PROBLEM REQUIREMENTS. Return the entries verbatim and drop every picture.
■ ■ ■ ■ ■ ■ ■
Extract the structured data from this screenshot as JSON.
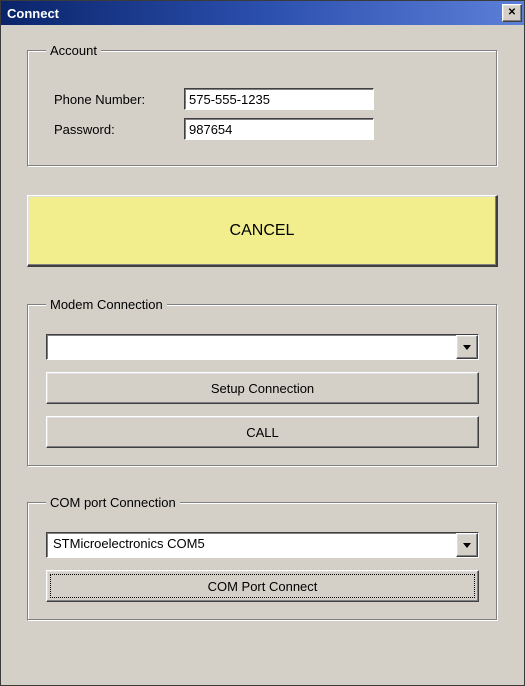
{
  "window": {
    "title": "Connect"
  },
  "account": {
    "legend": "Account",
    "phone_label": "Phone Number:",
    "phone_value": "575-555-1235",
    "password_label": "Password:",
    "password_value": "987654"
  },
  "cancel_label": "CANCEL",
  "modem": {
    "legend": "Modem Connection",
    "selected": "",
    "setup_label": "Setup Connection",
    "call_label": "CALL"
  },
  "com": {
    "legend": "COM port Connection",
    "selected": "STMicroelectronics COM5",
    "connect_label": "COM Port Connect"
  }
}
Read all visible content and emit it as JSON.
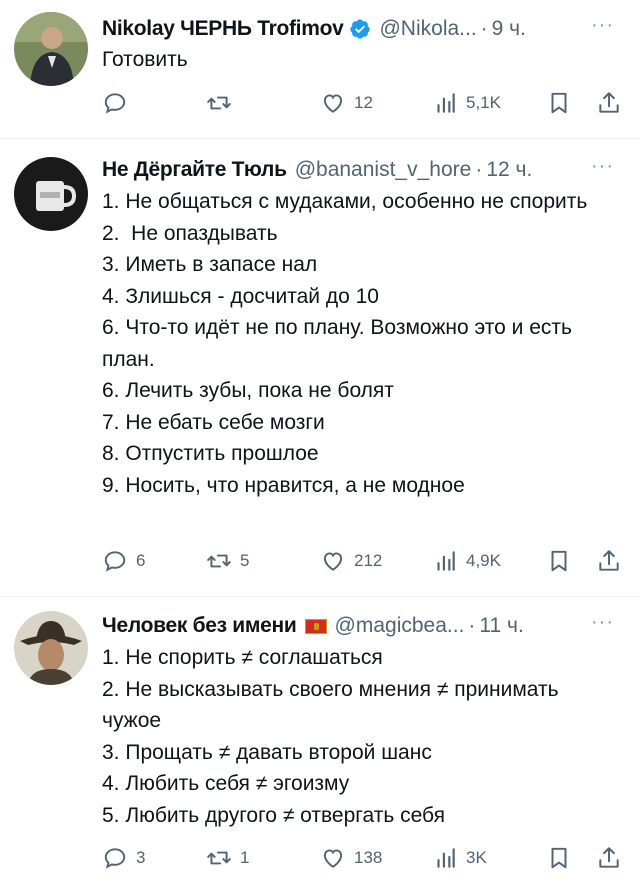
{
  "tweets": [
    {
      "name": "Nikolay ЧЕРНЬ Trofimov",
      "handle": "@Nikola...",
      "time": "9 ч.",
      "body": "Готовить",
      "replies": "",
      "retweets": "",
      "likes": "12",
      "views": "5,1K",
      "badge": "verified-icon"
    },
    {
      "name": "Не Дёргайте Тюль",
      "handle": "@bananist_v_hore",
      "time": "12 ч.",
      "body": "1. Не общаться с мудаками, особенно не спорить\n2.  Не опаздывать\n3. Иметь в запасе нал\n4. Злишься - досчитай до 10\n6. Что-то идёт не по плану. Возможно это и есть план.\n6. Лечить зубы, пока не болят\n7. Не ебать себе мозги\n8. Отпустить прошлое\n9. Носить, что нравится, а не модное",
      "replies": "6",
      "retweets": "5",
      "likes": "212",
      "views": "4,9K",
      "badge": ""
    },
    {
      "name": "Человек без имени",
      "handle": "@magicbea...",
      "time": "11 ч.",
      "body": "1. Не спорить ≠ соглашаться\n2. Не высказывать своего мнения ≠ принимать чужое\n3. Прощать ≠ давать второй шанс\n4. Любить себя ≠ эгоизму\n5. Любить другого ≠ отвергать себя",
      "replies": "3",
      "retweets": "1",
      "likes": "138",
      "views": "3K",
      "badge": "montenegro-flag-icon"
    }
  ],
  "separator": "·",
  "more": "···",
  "colors": {
    "text": "#0f1419",
    "secondary": "#536471",
    "verified": "#1d9bf0",
    "divider": "#eff3f4"
  }
}
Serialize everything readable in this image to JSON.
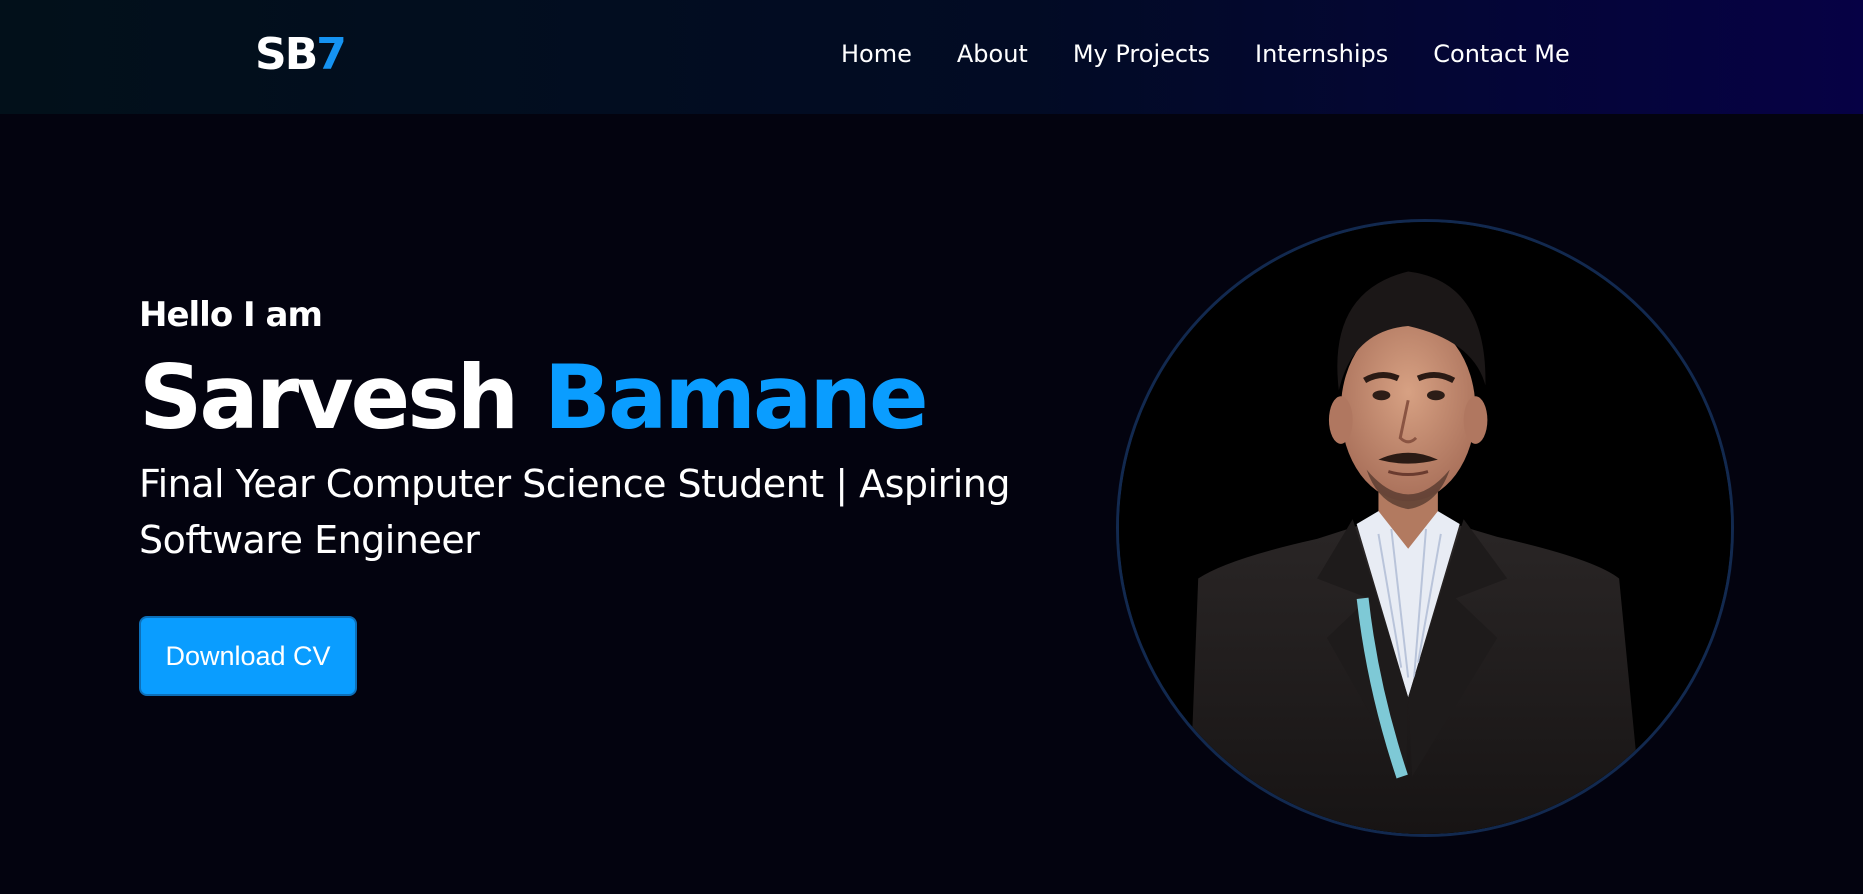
{
  "header": {
    "logo_main": "SB",
    "logo_accent": "7",
    "nav": [
      {
        "label": "Home"
      },
      {
        "label": "About"
      },
      {
        "label": "My Projects"
      },
      {
        "label": "Internships"
      },
      {
        "label": "Contact Me"
      }
    ]
  },
  "hero": {
    "greeting": "Hello I am",
    "first_name": "Sarvesh",
    "last_name": "Bamane",
    "tagline": "Final Year Computer Science Student | Aspiring Software Engineer",
    "cv_button_label": "Download CV"
  },
  "profile_photo": {
    "icon": "profile-photo"
  },
  "colors": {
    "background": "#03030f",
    "accent": "#0a9dff",
    "logo_accent": "#1593f2",
    "nav_gradient_start": "#02101a",
    "nav_gradient_end": "#060145"
  }
}
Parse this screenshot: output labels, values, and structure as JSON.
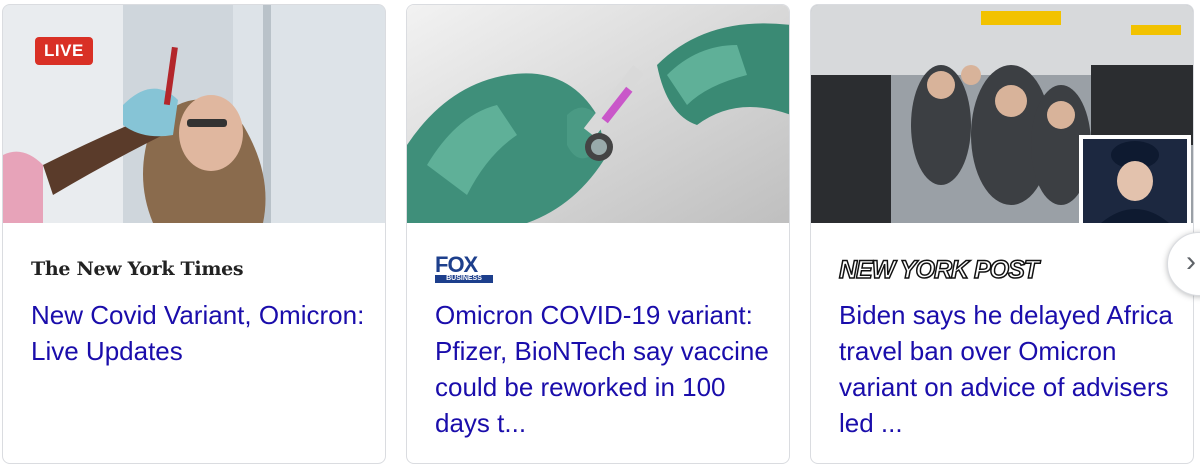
{
  "cards": [
    {
      "badge": "LIVE",
      "source": "The New York Times",
      "headline": "New Covid Variant, Omicron: Live Updates"
    },
    {
      "source_top": "FOX",
      "source_bottom": "BUSINESS",
      "headline": "Omicron COVID-19 variant: Pfizer, BioNTech say vaccine could be reworked in 100 days t..."
    },
    {
      "source": "NEW YORK POST",
      "headline": "Biden says he delayed Africa travel ban over Omicron variant on advice of advisers led ..."
    }
  ],
  "carousel": {
    "next_icon": "chevron-right-icon",
    "next_glyph": "›"
  },
  "colors": {
    "headline": "#1a0dab",
    "live_badge": "#d93025",
    "fox_blue": "#1d3f8c"
  }
}
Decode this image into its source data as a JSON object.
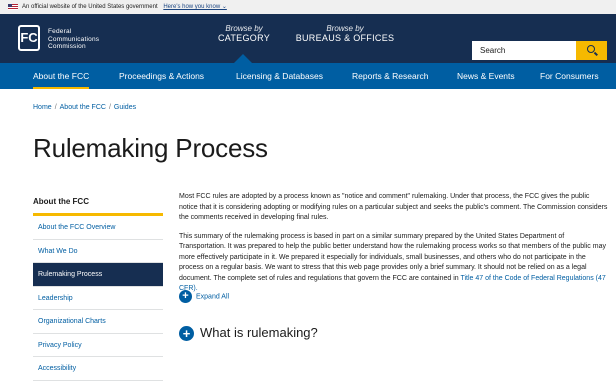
{
  "gov_banner": {
    "text": "An official website of the United States government",
    "link": "Here's how you know ⌄"
  },
  "masthead": {
    "logo_mark": "FC",
    "logo_lines": [
      "Federal",
      "Communications",
      "Commission"
    ],
    "browse_category": {
      "small": "Browse by",
      "big": "CATEGORY"
    },
    "browse_bureaus": {
      "small": "Browse by",
      "big": "BUREAUS & OFFICES"
    },
    "search_placeholder": "Search"
  },
  "nav": [
    {
      "label": "About the FCC",
      "active": true
    },
    {
      "label": "Proceedings & Actions",
      "active": false
    },
    {
      "label": "Licensing & Databases",
      "active": false
    },
    {
      "label": "Reports & Research",
      "active": false
    },
    {
      "label": "News & Events",
      "active": false
    },
    {
      "label": "For Consumers",
      "active": false
    }
  ],
  "breadcrumb": [
    "Home",
    "About the FCC",
    "Guides"
  ],
  "page_title": "Rulemaking Process",
  "sidebar": {
    "heading": "About the FCC",
    "items": [
      {
        "label": "About the FCC Overview",
        "active": false
      },
      {
        "label": "What We Do",
        "active": false
      },
      {
        "label": "Rulemaking Process",
        "active": true
      },
      {
        "label": "Leadership",
        "active": false
      },
      {
        "label": "Organizational Charts",
        "active": false
      },
      {
        "label": "Privacy Policy",
        "active": false
      },
      {
        "label": "Accessibility",
        "active": false
      }
    ]
  },
  "content": {
    "para1": "Most FCC rules are adopted by a process known as \"notice and comment\" rulemaking. Under that process, the FCC gives the public notice that it is considering adopting or modifying rules on a particular subject and seeks the public's comment. The Commission considers the comments received in developing final rules.",
    "para2": "This summary of the rulemaking process is based in part on a similar summary prepared by the United States Department of Transportation. It was prepared to help the public better understand how the rulemaking process works so that members of the public may more effectively participate in it. We prepared it especially for individuals, small businesses, and others who do not participate in the process on a regular basis. We want to stress that this web page provides only a brief summary. It should not be relied on as a legal document. The complete set of rules and regulations that govern the FCC are contained in",
    "cfr_link": "Title 47 of the Code of Federal Regulations (47 CFR).",
    "expand_all": "Expand All",
    "accordion_heading": "What is rulemaking?"
  },
  "colors": {
    "masthead": "#162e51",
    "nav": "#005ea2",
    "accent": "#f6b900",
    "link": "#005ea2"
  },
  "icons": {
    "seal": "flag-icon",
    "search": "search-icon",
    "expand": "plus-circle-icon"
  }
}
■ ■ ■ ■ ■ ■ ■
TASK RESPONSE.
Extract the structured data from this screenshot as JSON.
{
  "window": {
    "title": "Connect"
  },
  "account": {
    "legend": "Account",
    "phone_label": "Phone Number:",
    "phone_value": "575-555-1235",
    "password_label": "Password:",
    "password_value": "987654"
  },
  "cancel_label": "CANCEL",
  "modem": {
    "legend": "Modem Connection",
    "selected": "",
    "setup_label": "Setup Connection",
    "call_label": "CALL"
  },
  "com": {
    "legend": "COM port Connection",
    "selected": "STMicroelectronics COM5",
    "connect_label": "COM Port Connect"
  }
}
Read all visible content and emit it as JSON.
{
  "tweets": [
    {
      "name": "Nikolay ЧЕРНЬ Trofimov",
      "handle": "@Nikola...",
      "time": "9 ч.",
      "body": "Готовить",
      "replies": "",
      "retweets": "",
      "likes": "12",
      "views": "5,1K",
      "badge": "verified-icon"
    },
    {
      "name": "Не Дёргайте Тюль",
      "handle": "@bananist_v_hore",
      "time": "12 ч.",
      "body": "1. Не общаться с мудаками, особенно не спорить\n2.  Не опаздывать\n3. Иметь в запасе нал\n4. Злишься - досчитай до 10\n6. Что-то идёт не по плану. Возможно это и есть план.\n6. Лечить зубы, пока не болят\n7. Не ебать себе мозги\n8. Отпустить прошлое\n9. Носить, что нравится, а не модное",
      "replies": "6",
      "retweets": "5",
      "likes": "212",
      "views": "4,9K",
      "badge": ""
    },
    {
      "name": "Человек без имени",
      "handle": "@magicbea...",
      "time": "11 ч.",
      "body": "1. Не спорить ≠ соглашаться\n2. Не высказывать своего мнения ≠ принимать чужое\n3. Прощать ≠ давать второй шанс\n4. Любить себя ≠ эгоизму\n5. Любить другого ≠ отвергать себя",
      "replies": "3",
      "retweets": "1",
      "likes": "138",
      "views": "3K",
      "badge": "montenegro-flag-icon"
    }
  ],
  "separator": "·",
  "more": "···",
  "colors": {
    "text": "#0f1419",
    "secondary": "#536471",
    "verified": "#1d9bf0",
    "divider": "#eff3f4"
  }
}
Serialize everything readable in this image to JSON.
{
  "header": {
    "logo_main": "SB",
    "logo_accent": "7",
    "nav": [
      {
        "label": "Home"
      },
      {
        "label": "About"
      },
      {
        "label": "My Projects"
      },
      {
        "label": "Internships"
      },
      {
        "label": "Contact Me"
      }
    ]
  },
  "hero": {
    "greeting": "Hello I am",
    "first_name": "Sarvesh",
    "last_name": "Bamane",
    "tagline": "Final Year Computer Science Student | Aspiring Software Engineer",
    "cv_button_label": "Download CV"
  },
  "profile_photo": {
    "icon": "profile-photo"
  },
  "colors": {
    "background": "#03030f",
    "accent": "#0a9dff",
    "logo_accent": "#1593f2",
    "nav_gradient_start": "#02101a",
    "nav_gradient_end": "#060145"
  }
}
Parse this screenshot: output labels, values, and structure as JSON.
{
  "cards": [
    {
      "badge": "LIVE",
      "source": "The New York Times",
      "headline": "New Covid Variant, Omicron: Live Updates"
    },
    {
      "source_top": "FOX",
      "source_bottom": "BUSINESS",
      "headline": "Omicron COVID-19 variant: Pfizer, BioNTech say vaccine could be reworked in 100 days t..."
    },
    {
      "source": "NEW YORK POST",
      "headline": "Biden says he delayed Africa travel ban over Omicron variant on advice of advisers led ..."
    }
  ],
  "carousel": {
    "next_icon": "chevron-right-icon",
    "next_glyph": "›"
  },
  "colors": {
    "headline": "#1a0dab",
    "live_badge": "#d93025",
    "fox_blue": "#1d3f8c"
  }
}
Decode this image into its source data as a JSON object.
{
  "gov_banner": {
    "text": "An official website of the United States government",
    "link": "Here's how you know ⌄"
  },
  "masthead": {
    "logo_mark": "FC",
    "logo_lines": [
      "Federal",
      "Communications",
      "Commission"
    ],
    "browse_category": {
      "small": "Browse by",
      "big": "CATEGORY"
    },
    "browse_bureaus": {
      "small": "Browse by",
      "big": "BUREAUS & OFFICES"
    },
    "search_placeholder": "Search"
  },
  "nav": [
    {
      "label": "About the FCC",
      "active": true
    },
    {
      "label": "Proceedings & Actions",
      "active": false
    },
    {
      "label": "Licensing & Databases",
      "active": false
    },
    {
      "label": "Reports & Research",
      "active": false
    },
    {
      "label": "News & Events",
      "active": false
    },
    {
      "label": "For Consumers",
      "active": false
    }
  ],
  "breadcrumb": [
    "Home",
    "About the FCC",
    "Guides"
  ],
  "page_title": "Rulemaking Process",
  "sidebar": {
    "heading": "About the FCC",
    "items": [
      {
        "label": "About the FCC Overview",
        "active": false
      },
      {
        "label": "What We Do",
        "active": false
      },
      {
        "label": "Rulemaking Process",
        "active": true
      },
      {
        "label": "Leadership",
        "active": false
      },
      {
        "label": "Organizational Charts",
        "active": false
      },
      {
        "label": "Privacy Policy",
        "active": false
      },
      {
        "label": "Accessibility",
        "active": false
      }
    ]
  },
  "content": {
    "para1": "Most FCC rules are adopted by a process known as \"notice and comment\" rulemaking. Under that process, the FCC gives the public notice that it is considering adopting or modifying rules on a particular subject and seeks the public's comment. The Commission considers the comments received in developing final rules.",
    "para2": "This summary of the rulemaking process is based in part on a similar summary prepared by the United States Department of Transportation. It was prepared to help the public better understand how the rulemaking process works so that members of the public may more effectively participate in it. We prepared it especially for individuals, small businesses, and others who do not participate in the process on a regular basis. We want to stress that this web page provides only a brief summary. It should not be relied on as a legal document. The complete set of rules and regulations that govern the FCC are contained in",
    "cfr_link": "Title 47 of the Code of Federal Regulations (47 CFR).",
    "expand_all": "Expand All",
    "accordion_heading": "What is rulemaking?"
  },
  "colors": {
    "masthead": "#162e51",
    "nav": "#005ea2",
    "accent": "#f6b900",
    "link": "#005ea2"
  },
  "icons": {
    "seal": "flag-icon",
    "search": "search-icon",
    "expand": "plus-circle-icon"
  }
}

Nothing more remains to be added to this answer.